• **What is asked**:
Write only the number of lines holding the string "пенсійні".

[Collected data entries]
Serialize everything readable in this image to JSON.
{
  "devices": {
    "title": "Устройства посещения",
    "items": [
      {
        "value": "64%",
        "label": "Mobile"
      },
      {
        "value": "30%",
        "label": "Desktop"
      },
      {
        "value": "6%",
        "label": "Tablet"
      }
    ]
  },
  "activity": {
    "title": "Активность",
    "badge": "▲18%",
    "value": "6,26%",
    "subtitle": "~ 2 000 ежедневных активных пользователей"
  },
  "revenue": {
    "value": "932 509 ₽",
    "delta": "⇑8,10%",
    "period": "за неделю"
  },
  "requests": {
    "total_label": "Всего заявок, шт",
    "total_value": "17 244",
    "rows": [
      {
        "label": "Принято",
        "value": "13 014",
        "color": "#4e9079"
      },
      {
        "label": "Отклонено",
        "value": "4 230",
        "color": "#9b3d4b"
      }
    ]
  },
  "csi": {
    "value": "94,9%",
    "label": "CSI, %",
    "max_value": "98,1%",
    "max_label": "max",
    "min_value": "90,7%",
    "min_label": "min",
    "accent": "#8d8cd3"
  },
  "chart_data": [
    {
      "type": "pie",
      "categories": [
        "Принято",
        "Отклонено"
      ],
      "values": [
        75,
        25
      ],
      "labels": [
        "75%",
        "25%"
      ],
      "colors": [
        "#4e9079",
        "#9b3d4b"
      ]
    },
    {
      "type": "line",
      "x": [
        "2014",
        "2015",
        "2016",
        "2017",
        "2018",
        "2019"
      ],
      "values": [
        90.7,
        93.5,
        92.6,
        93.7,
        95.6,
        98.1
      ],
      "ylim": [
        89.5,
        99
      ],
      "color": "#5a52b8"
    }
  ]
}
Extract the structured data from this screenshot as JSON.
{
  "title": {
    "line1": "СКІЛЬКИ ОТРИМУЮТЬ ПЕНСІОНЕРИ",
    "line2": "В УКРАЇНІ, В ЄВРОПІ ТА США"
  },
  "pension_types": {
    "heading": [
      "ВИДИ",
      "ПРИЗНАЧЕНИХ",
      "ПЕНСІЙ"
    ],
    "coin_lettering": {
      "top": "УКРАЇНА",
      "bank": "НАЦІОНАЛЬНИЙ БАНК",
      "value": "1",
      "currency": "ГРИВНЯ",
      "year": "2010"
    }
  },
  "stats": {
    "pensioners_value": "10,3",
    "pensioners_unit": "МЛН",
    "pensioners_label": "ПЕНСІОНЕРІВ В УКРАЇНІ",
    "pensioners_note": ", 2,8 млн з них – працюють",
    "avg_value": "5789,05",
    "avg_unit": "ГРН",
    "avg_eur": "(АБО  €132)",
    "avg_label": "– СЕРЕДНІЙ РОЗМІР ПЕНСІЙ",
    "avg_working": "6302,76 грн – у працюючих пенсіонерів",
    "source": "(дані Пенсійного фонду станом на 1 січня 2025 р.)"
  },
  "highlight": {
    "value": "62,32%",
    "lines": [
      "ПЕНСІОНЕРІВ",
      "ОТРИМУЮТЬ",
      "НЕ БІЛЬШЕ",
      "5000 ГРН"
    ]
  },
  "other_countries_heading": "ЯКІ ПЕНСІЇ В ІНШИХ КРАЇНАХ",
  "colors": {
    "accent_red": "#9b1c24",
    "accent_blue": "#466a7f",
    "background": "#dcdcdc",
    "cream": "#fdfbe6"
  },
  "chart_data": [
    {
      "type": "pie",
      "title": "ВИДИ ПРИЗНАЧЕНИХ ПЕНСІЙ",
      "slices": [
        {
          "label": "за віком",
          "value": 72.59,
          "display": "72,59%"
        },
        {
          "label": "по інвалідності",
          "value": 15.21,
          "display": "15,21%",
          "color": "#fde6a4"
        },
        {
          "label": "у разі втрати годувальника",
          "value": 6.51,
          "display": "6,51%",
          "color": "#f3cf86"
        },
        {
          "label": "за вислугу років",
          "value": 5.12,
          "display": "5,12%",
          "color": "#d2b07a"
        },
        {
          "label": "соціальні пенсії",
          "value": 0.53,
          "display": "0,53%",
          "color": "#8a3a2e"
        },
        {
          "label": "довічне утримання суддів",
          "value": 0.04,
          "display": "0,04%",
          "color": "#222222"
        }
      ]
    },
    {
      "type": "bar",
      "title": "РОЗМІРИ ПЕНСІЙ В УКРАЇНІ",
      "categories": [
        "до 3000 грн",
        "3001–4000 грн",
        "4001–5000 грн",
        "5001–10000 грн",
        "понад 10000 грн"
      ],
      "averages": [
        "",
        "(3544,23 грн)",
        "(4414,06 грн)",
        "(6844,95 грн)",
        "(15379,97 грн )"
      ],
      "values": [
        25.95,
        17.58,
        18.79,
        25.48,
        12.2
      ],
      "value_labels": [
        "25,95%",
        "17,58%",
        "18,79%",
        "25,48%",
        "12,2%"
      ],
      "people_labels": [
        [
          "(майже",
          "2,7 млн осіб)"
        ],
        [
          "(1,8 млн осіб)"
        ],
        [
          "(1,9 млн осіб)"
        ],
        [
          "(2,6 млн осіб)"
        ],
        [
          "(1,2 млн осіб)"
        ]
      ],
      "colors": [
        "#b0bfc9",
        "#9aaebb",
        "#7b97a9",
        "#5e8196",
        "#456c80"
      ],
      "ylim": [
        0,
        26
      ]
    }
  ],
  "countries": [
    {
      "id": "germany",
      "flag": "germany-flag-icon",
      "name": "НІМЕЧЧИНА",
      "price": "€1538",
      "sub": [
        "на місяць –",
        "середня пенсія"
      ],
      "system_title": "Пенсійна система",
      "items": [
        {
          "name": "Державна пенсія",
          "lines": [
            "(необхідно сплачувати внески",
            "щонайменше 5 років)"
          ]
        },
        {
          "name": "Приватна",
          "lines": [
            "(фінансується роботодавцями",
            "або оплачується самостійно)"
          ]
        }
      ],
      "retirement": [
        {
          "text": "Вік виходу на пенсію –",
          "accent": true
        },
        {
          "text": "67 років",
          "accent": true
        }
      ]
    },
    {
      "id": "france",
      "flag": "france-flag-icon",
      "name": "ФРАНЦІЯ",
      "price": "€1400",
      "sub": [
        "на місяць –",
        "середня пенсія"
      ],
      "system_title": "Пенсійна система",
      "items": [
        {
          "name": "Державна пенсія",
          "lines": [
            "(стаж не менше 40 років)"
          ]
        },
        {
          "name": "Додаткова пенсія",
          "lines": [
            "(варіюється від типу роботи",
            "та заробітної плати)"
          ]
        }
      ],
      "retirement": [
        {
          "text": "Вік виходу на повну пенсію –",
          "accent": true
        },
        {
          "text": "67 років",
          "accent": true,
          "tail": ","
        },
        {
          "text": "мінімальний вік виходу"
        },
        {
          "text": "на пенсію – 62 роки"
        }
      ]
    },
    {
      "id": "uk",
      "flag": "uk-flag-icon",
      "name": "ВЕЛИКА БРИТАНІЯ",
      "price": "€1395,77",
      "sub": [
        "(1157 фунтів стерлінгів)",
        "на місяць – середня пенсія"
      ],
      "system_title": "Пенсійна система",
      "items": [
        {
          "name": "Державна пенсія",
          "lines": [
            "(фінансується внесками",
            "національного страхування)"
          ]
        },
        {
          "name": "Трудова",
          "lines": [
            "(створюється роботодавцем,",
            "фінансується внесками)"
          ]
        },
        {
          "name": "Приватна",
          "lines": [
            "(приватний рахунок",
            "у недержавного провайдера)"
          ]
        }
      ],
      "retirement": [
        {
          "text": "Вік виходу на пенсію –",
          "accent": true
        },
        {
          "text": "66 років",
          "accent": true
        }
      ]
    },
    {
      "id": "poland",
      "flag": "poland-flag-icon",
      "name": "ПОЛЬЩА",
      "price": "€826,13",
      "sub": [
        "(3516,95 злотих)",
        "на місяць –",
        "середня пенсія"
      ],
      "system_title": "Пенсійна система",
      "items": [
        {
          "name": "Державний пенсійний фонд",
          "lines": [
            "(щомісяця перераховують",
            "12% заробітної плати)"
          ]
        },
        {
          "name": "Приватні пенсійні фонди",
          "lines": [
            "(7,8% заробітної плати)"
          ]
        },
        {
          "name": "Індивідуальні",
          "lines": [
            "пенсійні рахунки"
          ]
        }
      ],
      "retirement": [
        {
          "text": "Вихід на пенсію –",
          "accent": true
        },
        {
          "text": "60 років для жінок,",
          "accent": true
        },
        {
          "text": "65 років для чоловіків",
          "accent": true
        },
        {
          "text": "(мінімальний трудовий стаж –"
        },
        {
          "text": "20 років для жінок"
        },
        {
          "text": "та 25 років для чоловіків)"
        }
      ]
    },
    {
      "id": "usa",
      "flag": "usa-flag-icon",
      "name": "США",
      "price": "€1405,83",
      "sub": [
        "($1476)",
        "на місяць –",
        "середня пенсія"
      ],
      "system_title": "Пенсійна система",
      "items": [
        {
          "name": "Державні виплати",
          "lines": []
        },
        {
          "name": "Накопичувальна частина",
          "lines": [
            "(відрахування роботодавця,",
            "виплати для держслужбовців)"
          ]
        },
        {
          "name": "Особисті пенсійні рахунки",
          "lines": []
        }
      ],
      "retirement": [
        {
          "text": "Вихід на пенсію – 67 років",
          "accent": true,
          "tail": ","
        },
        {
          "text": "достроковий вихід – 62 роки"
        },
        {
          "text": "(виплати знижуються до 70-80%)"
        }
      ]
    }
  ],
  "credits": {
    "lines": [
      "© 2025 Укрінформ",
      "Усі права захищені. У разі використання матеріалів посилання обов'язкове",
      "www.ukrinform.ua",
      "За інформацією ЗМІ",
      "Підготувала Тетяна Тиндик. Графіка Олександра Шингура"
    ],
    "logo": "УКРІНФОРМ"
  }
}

• **Result of this exercise**:
3